◆ Exercise
Scan the lines below for the word "JSON". Copy each line you find it in.

### Given entries ###

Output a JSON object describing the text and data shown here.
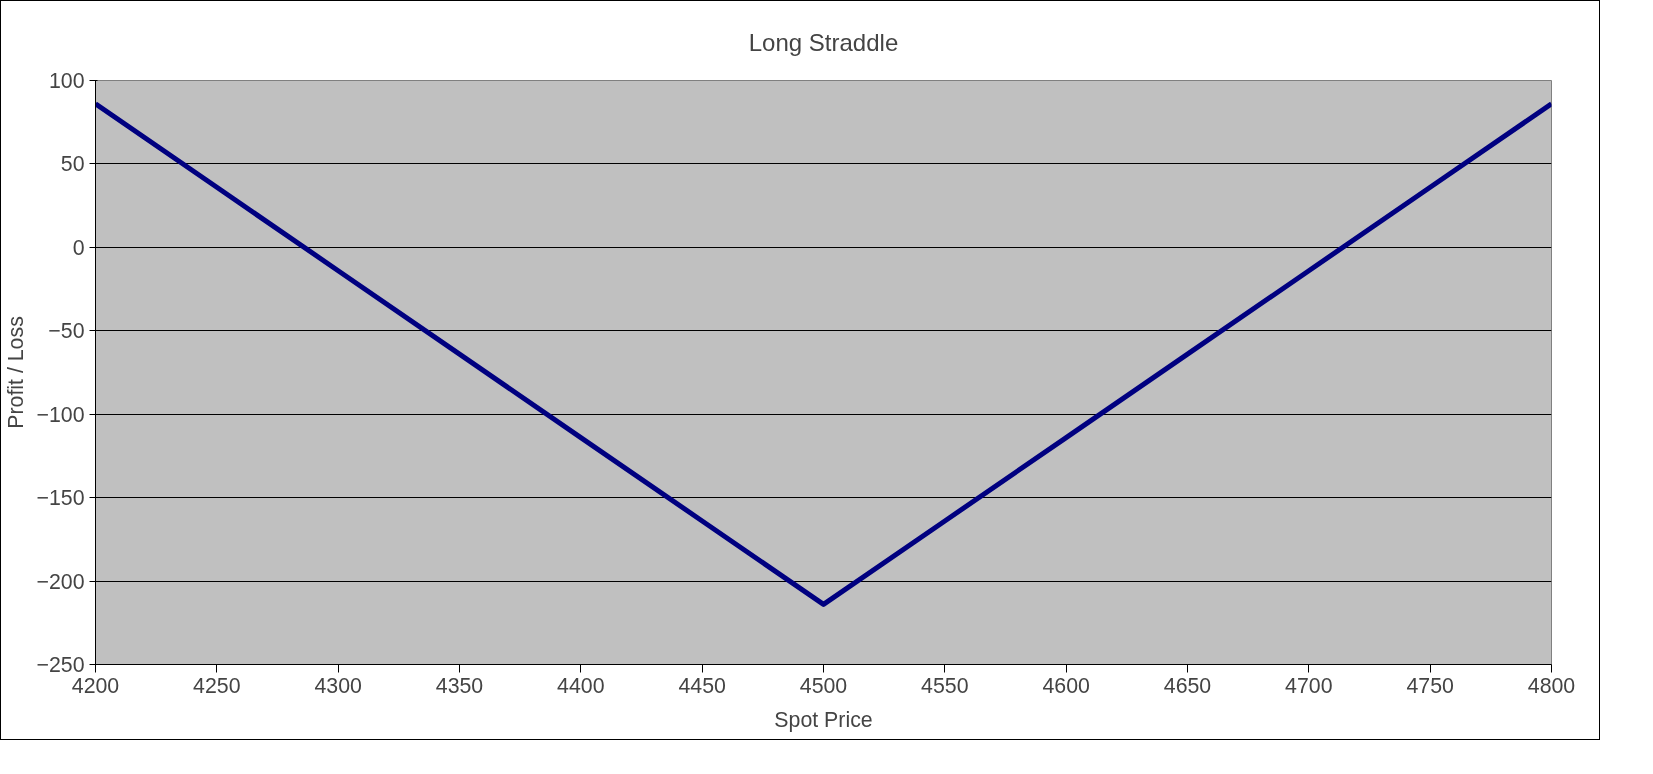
{
  "chart_data": {
    "type": "line",
    "title": "Long Straddle",
    "xlabel": "Spot Price",
    "ylabel": "Profit / Loss",
    "x": [
      4200,
      4250,
      4300,
      4350,
      4400,
      4450,
      4500,
      4550,
      4600,
      4650,
      4700,
      4750,
      4800
    ],
    "series": [
      {
        "color": "#000080",
        "values": [
          86,
          36,
          -14,
          -64,
          -114,
          -164,
          -214,
          -164,
          -114,
          -64,
          -14,
          36,
          86
        ]
      }
    ],
    "xlim": [
      4200,
      4800
    ],
    "xticks": [
      4200,
      4250,
      4300,
      4350,
      4400,
      4450,
      4500,
      4550,
      4600,
      4650,
      4700,
      4750,
      4800
    ],
    "ylim": [
      -250,
      100
    ],
    "yticks": [
      -250,
      -200,
      -150,
      -100,
      -50,
      0,
      50,
      100
    ],
    "grid": "y",
    "marker": "none",
    "line_style": "solid"
  }
}
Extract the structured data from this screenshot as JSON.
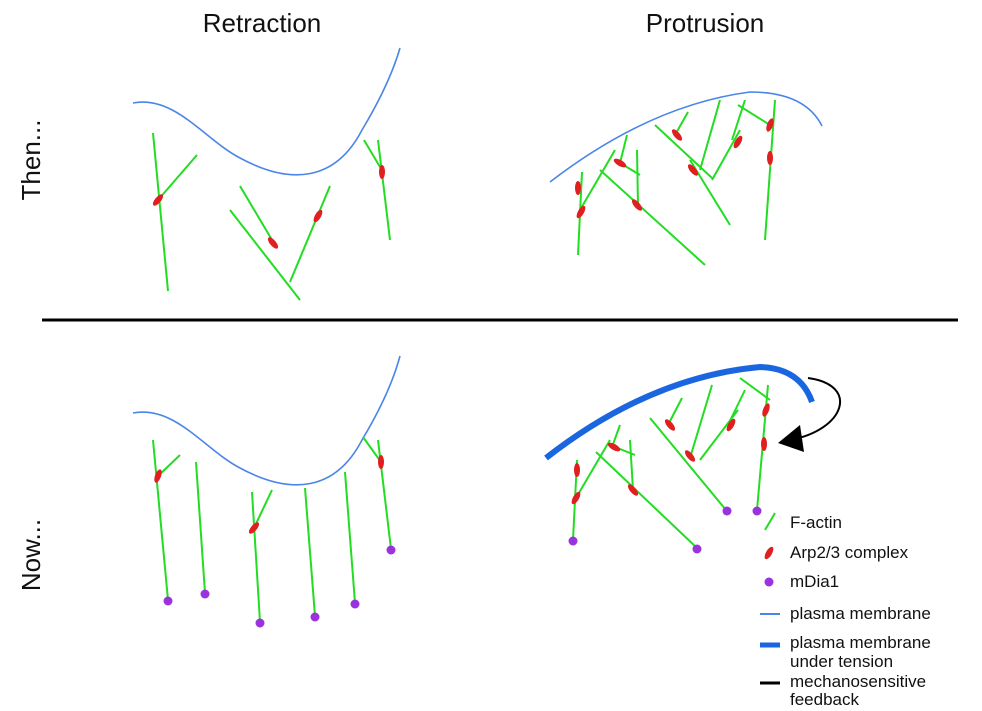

###

◆ Solved problem
Output a JSON object describing the text and data shown here.
Extract the structured data from this screenshot as JSON.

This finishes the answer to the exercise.